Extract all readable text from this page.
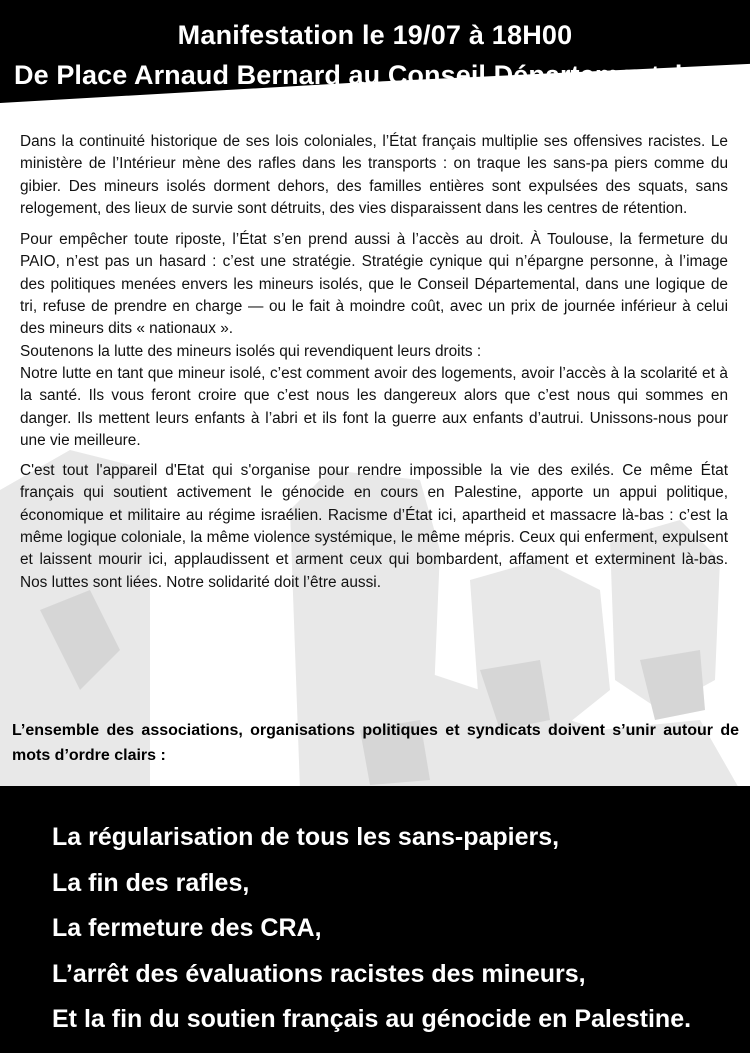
Manifestation le 19/07 à 18H00
De Place Arnaud Bernard au Conseil Départemental

Dans la continuité historique de ses lois coloniales, l’État français multiplie ses offensives racistes. Le ministère de l’Intérieur mène des rafles dans les transports : on traque les sans-pa piers comme du gibier. Des mineurs isolés dorment dehors, des familles entières sont expulsées des squats, sans relogement, des lieux de survie sont détruits, des vies disparaissent dans les centres de rétention.

Pour empêcher toute riposte, l’État s’en prend aussi à l’accès au droit. À Toulouse, la fermeture du PAIO, n’est pas un hasard : c’est une stratégie. Stratégie cynique qui n’épargne personne, à l’image des politiques menées envers les mineurs isolés, que le Conseil Départemental, dans une logique de tri, refuse de prendre en charge — ou le fait à moindre coût, avec un prix de journée inférieur à celui des mineurs dits « nationaux ».

Soutenons la lutte des mineurs isolés qui revendiquent leurs droits :

Notre lutte en tant que mineur isolé, c’est comment avoir des logements, avoir l’accès à la scolarité et à la santé. Ils vous feront croire que c’est nous les dangereux alors que c’est nous qui sommes en danger. Ils mettent leurs enfants à l’abri et ils font la guerre aux enfants d’autrui. Unissons-nous pour une vie meilleure.

C'est tout l'appareil d'Etat qui s'organise pour rendre impossible la vie des exilés. Ce même État français qui soutient activement le génocide en cours en Palestine, apporte un appui politique, économique et militaire au régime israélien. Racisme d’État ici, apartheid et massacre là-bas : c’est la même logique coloniale, la même violence systémique, le même mépris. Ceux qui enferment, expulsent et laissent mourir ici, applaudissent et arment ceux qui bombardent, affament et exterminent là-bas. Nos luttes sont liées. Notre solidarité doit l’être aussi.

L’ensemble des associations, organisations politiques et syndicats doivent s’unir autour de mots d’ordre clairs :
La régularisation de tous les sans-papiers,
La fin des rafles,
La fermeture des CRA,
L’arrêt des évaluations racistes des mineurs,
Et la fin du soutien français au génocide en Palestine.
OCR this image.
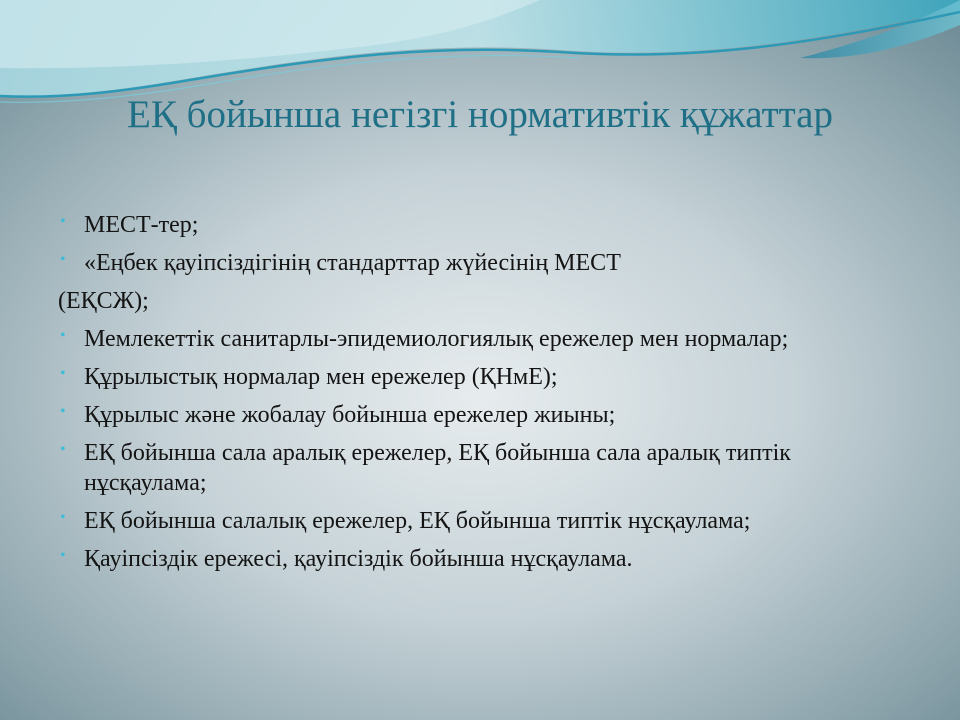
ЕҚ бойынша негізгі нормативтік құжаттар
• МЕСТ-тер;
• «Еңбек қауіпсіздігінің стандарттар жүйесінің МЕСТ
(ЕҚСЖ);
• Мемлекеттік санитарлы-эпидемиологиялық ережелер мен нормалар;
• Құрылыстық нормалар мен ережелер (ҚНмЕ);
• Құрылыс және жобалау бойынша ережелер жиыны;
• ЕҚ бойынша сала аралық ережелер, ЕҚ бойынша сала аралық типтік нұсқаулама;
• ЕҚ бойынша салалық ережелер, ЕҚ бойынша типтік нұсқаулама;
• Қауіпсіздік ережесі, қауіпсіздік бойынша нұсқаулама.
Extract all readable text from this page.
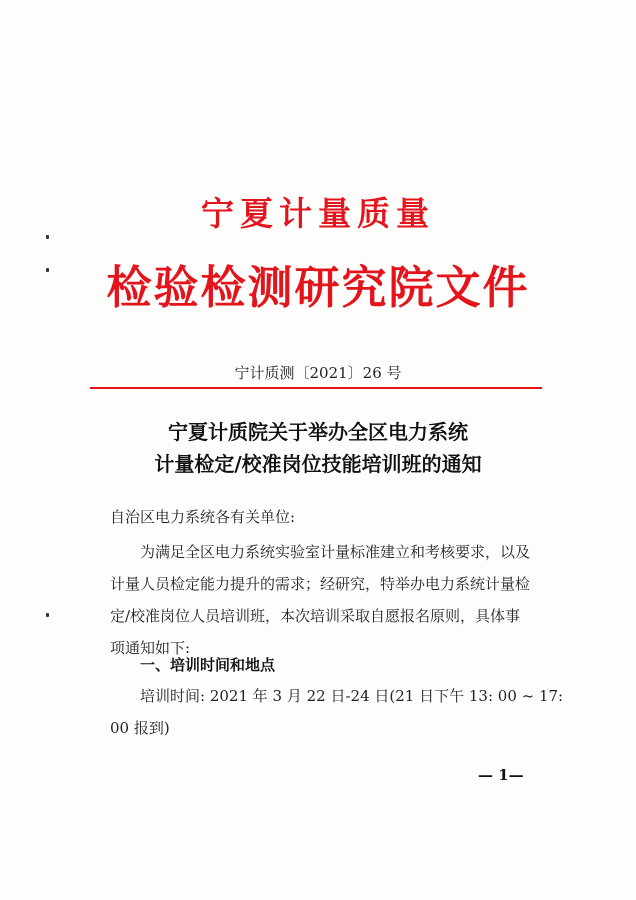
宁夏计量质量
检验检测研究院文件
宁计质测〔2021〕26 号
宁夏计质院关于举办全区电力系统
计量检定/校准岗位技能培训班的通知
自治区电力系统各有关单位:
为满足全区电力系统实验室计量标准建立和考核要求，以及
计量人员检定能力提升的需求；经研究，特举办电力系统计量检
定/校准岗位人员培训班，本次培训采取自愿报名原则，具体事
项通知如下:
一、培训时间和地点
培训时间: 2021 年 3 月 22 日-24 日(21 日下午 13: 00 ~ 17:
00 报到)
— 1—
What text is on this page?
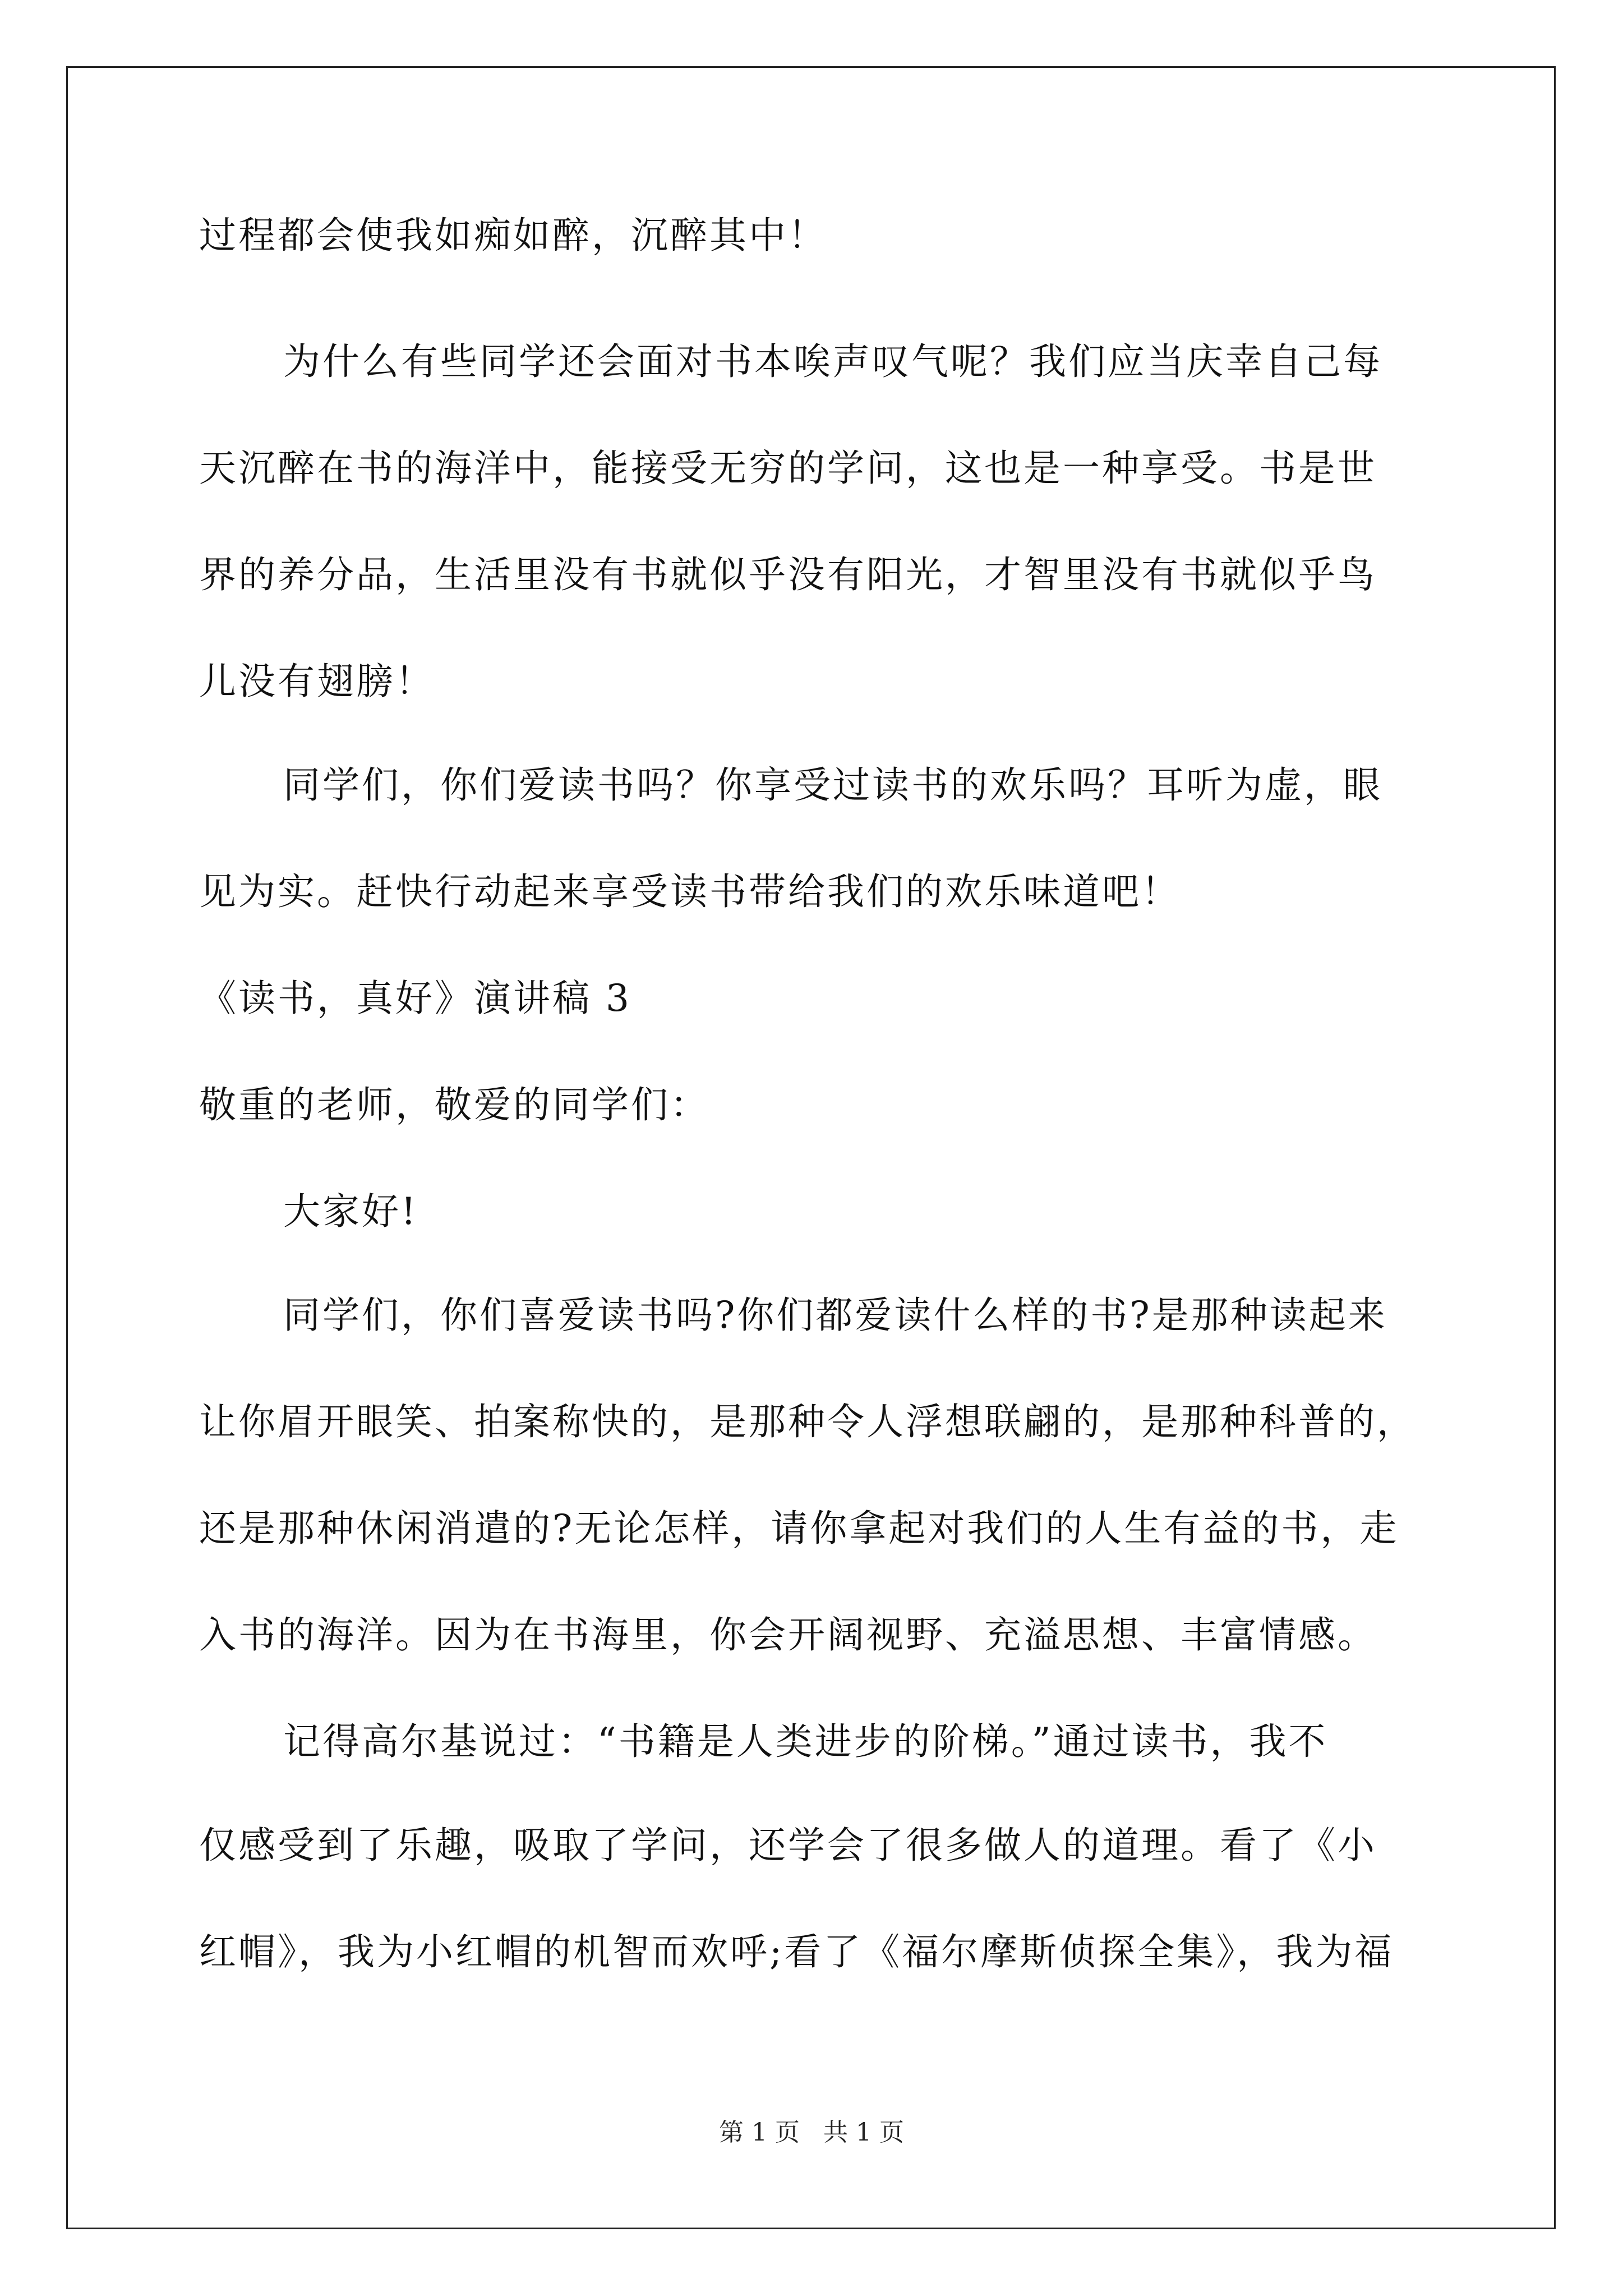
过程都会使我如痴如醉，沉醉其中！
为什么有些同学还会面对书本唉声叹气呢？我们应当庆幸自己每
天沉醉在书的海洋中，能接受无穷的学问，这也是一种享受。书是世
界的养分品，生活里没有书就似乎没有阳光，才智里没有书就似乎鸟
儿没有翅膀！
同学们，你们爱读书吗？你享受过读书的欢乐吗？耳听为虚，眼
见为实。赶快行动起来享受读书带给我们的欢乐味道吧！
《读书，真好》演讲稿 3
敬重的老师，敬爱的同学们：
大家好!
同学们，你们喜爱读书吗?你们都爱读什么样的书?是那种读起来
让你眉开眼笑、拍案称快的，是那种令人浮想联翩的，是那种科普的，
还是那种休闲消遣的?无论怎样，请你拿起对我们的人生有益的书，走
入书的海洋。因为在书海里，你会开阔视野、充溢思想、丰富情感。
记得高尔基说过：“书籍是人类进步的阶梯。”通过读书，我不
仅感受到了乐趣，吸取了学问，还学会了很多做人的道理。看了《小
红帽》，我为小红帽的机智而欢呼;看了《福尔摩斯侦探全集》，我为福
第 1 页 共 1 页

= = = = =

Direction:
Check each line of the entries above, and show every one holding the word "fermeture".

Worked solution:
Pour empêcher toute riposte, l’État s’en prend aussi à l’accès au droit. À Toulouse, la fermeture du PAIO, n’est pas un hasard : c’est une stratégie. Stratégie cynique qui n’épargne personne, à l’image des politiques menées envers les mineurs isolés, que le Conseil Départemental, dans une logique de tri, refuse de prendre en charge — ou le fait à moindre coût, avec un prix de journée inférieur à celui des mineurs dits « nationaux ».
La fermeture des CRA,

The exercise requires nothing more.